→ What the task requires
Locate every line in the records below that contains the word "Штатные", and copy each one.

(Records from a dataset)
- - -

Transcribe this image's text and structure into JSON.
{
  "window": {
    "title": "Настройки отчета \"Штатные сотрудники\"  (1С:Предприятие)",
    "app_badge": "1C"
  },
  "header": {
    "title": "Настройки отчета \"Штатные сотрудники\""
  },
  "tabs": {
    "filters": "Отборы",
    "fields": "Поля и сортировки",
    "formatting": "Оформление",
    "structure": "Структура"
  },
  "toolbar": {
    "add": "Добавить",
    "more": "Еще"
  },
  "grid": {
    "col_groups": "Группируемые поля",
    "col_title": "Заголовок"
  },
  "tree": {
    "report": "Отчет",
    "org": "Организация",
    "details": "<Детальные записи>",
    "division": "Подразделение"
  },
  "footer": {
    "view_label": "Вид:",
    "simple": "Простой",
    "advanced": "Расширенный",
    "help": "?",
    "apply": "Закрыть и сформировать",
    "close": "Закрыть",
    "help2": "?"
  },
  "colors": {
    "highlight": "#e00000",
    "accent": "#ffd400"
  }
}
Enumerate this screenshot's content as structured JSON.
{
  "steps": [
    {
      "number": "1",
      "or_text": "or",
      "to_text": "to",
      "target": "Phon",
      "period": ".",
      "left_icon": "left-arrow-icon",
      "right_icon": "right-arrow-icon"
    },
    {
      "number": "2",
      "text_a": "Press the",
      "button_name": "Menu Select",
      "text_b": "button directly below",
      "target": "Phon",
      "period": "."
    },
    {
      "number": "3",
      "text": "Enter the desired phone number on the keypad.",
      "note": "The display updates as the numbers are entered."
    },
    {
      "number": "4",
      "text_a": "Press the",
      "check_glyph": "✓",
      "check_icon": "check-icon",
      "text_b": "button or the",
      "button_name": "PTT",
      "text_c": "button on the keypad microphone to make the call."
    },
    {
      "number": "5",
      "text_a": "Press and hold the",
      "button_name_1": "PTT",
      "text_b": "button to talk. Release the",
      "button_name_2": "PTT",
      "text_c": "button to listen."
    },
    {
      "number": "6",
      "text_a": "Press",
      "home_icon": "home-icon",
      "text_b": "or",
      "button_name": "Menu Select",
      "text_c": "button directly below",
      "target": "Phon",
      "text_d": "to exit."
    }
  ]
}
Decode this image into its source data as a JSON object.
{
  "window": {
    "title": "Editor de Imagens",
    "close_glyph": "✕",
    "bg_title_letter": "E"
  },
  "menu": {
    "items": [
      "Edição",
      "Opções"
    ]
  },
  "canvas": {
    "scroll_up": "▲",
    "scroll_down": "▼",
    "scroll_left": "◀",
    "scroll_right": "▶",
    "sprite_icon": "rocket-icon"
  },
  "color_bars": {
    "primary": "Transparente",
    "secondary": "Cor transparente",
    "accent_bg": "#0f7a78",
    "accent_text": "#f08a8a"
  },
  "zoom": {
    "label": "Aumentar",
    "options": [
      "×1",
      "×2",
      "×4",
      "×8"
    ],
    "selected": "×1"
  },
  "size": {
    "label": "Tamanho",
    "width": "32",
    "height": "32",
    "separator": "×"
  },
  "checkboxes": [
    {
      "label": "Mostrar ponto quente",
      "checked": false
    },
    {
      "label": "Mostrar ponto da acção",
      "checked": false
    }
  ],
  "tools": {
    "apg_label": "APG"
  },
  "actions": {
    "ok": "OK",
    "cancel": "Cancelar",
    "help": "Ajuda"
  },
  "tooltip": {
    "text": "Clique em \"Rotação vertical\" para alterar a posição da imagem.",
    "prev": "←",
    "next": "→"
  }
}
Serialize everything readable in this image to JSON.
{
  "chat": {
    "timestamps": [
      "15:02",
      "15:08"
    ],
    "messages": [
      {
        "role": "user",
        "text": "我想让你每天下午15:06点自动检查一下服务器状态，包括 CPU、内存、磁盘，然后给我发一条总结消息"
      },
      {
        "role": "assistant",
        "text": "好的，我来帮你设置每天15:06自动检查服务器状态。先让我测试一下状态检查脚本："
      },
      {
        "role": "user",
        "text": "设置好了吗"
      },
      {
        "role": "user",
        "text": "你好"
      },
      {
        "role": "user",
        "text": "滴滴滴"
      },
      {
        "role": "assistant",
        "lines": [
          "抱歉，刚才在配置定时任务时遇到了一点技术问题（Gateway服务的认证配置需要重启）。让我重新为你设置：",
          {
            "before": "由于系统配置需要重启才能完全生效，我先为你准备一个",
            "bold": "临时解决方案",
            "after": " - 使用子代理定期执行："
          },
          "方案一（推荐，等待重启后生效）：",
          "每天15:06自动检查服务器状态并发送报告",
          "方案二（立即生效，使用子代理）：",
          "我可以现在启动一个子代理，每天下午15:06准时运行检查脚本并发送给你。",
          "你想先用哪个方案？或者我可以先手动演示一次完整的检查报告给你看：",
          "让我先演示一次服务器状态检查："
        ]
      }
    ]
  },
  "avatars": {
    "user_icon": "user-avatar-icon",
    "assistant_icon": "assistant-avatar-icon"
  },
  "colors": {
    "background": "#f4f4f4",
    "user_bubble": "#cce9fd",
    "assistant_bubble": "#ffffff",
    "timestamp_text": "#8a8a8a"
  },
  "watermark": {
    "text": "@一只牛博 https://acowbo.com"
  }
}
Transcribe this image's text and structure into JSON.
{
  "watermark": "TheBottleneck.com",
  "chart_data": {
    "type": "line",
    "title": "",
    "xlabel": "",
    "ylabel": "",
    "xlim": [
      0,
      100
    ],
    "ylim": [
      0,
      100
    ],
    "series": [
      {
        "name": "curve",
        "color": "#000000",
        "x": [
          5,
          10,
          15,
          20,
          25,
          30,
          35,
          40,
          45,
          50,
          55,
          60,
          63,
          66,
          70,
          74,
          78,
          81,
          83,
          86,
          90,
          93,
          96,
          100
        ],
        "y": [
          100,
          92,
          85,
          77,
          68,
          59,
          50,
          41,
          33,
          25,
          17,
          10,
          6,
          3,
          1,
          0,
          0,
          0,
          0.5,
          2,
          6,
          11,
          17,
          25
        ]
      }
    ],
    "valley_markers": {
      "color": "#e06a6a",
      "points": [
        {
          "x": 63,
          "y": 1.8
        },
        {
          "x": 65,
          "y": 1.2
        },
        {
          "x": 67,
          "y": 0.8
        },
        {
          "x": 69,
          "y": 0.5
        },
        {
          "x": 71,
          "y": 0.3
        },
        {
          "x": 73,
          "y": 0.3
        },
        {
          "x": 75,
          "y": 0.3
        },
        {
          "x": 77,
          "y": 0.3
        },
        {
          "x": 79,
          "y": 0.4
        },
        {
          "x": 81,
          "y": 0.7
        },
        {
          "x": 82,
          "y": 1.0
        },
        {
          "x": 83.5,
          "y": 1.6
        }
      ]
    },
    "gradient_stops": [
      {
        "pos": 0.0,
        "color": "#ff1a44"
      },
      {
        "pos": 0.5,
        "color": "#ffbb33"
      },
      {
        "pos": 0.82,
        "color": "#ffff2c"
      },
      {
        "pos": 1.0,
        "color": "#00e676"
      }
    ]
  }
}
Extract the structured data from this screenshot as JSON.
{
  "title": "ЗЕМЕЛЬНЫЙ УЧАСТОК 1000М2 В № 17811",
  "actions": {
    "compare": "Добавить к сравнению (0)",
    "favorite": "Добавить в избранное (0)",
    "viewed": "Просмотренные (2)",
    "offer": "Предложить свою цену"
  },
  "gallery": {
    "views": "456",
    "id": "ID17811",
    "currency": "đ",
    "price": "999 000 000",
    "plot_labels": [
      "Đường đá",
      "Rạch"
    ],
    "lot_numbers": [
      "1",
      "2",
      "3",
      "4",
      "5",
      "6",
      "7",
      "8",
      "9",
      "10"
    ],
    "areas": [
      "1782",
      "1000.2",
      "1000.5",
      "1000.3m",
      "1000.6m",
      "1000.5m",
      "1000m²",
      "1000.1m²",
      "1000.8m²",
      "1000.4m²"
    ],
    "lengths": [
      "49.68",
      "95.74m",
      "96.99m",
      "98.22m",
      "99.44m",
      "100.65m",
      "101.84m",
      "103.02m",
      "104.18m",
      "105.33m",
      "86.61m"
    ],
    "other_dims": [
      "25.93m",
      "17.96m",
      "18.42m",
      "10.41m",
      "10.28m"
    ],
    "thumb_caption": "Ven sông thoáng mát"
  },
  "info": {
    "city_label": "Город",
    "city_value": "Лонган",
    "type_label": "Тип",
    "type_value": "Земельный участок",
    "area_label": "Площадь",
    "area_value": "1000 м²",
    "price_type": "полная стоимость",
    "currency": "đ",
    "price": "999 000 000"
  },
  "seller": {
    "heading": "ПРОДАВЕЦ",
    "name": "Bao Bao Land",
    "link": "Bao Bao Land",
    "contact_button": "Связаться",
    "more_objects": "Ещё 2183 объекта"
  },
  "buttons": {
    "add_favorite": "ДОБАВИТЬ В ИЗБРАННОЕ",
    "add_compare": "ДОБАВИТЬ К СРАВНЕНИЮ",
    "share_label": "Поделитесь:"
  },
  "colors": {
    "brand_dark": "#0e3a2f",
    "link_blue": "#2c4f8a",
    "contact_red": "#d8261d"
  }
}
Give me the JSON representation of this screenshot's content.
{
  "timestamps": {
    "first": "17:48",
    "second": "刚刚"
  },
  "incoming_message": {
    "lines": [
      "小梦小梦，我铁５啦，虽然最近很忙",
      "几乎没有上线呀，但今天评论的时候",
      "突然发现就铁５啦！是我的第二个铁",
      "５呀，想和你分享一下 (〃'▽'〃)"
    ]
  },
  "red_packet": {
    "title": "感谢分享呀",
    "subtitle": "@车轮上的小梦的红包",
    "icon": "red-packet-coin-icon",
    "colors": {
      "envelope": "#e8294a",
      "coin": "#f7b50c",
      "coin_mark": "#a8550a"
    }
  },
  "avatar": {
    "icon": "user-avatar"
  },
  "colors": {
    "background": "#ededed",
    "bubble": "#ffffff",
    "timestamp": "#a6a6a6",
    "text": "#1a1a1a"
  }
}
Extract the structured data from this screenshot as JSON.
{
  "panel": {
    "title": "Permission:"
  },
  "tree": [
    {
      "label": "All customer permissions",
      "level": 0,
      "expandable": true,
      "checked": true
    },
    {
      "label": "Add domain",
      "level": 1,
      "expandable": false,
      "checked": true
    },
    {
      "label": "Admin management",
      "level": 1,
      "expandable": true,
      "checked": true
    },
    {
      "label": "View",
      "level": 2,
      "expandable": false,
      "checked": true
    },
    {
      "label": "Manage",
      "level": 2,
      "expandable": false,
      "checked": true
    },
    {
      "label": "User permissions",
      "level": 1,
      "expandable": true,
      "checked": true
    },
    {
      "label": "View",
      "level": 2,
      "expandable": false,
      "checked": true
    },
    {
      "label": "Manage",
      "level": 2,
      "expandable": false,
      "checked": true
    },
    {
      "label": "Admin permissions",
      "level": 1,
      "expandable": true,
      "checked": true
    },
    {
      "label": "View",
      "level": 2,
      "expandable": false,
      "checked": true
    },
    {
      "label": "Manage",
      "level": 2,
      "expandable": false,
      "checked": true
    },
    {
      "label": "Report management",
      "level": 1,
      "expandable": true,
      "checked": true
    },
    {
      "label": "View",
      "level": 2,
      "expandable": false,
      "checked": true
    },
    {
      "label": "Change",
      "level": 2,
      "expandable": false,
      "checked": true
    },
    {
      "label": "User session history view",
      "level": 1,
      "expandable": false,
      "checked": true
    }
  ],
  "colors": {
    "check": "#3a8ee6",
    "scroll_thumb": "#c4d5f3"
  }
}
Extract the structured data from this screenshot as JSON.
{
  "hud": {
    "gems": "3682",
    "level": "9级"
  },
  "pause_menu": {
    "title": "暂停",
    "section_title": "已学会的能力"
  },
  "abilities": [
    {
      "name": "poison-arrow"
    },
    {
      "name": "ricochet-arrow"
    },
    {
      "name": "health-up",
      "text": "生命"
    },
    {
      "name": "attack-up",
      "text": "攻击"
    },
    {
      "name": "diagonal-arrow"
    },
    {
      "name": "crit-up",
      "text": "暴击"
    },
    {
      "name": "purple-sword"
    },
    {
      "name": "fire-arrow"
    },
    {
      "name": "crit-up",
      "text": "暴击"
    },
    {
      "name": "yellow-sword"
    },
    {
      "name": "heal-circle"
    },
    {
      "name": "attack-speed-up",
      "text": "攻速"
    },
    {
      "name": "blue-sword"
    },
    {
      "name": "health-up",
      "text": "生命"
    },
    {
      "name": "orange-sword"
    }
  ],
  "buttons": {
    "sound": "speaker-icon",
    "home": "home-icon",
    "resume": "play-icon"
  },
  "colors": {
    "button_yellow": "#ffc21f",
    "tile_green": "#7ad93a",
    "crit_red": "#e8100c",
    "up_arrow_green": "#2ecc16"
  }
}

- - -

→ Complete response
    "title": "Настройки отчета \"Штатные сотрудники\"  (1С:Предприятие)",
    "title": "Настройки отчета \"Штатные сотрудники\""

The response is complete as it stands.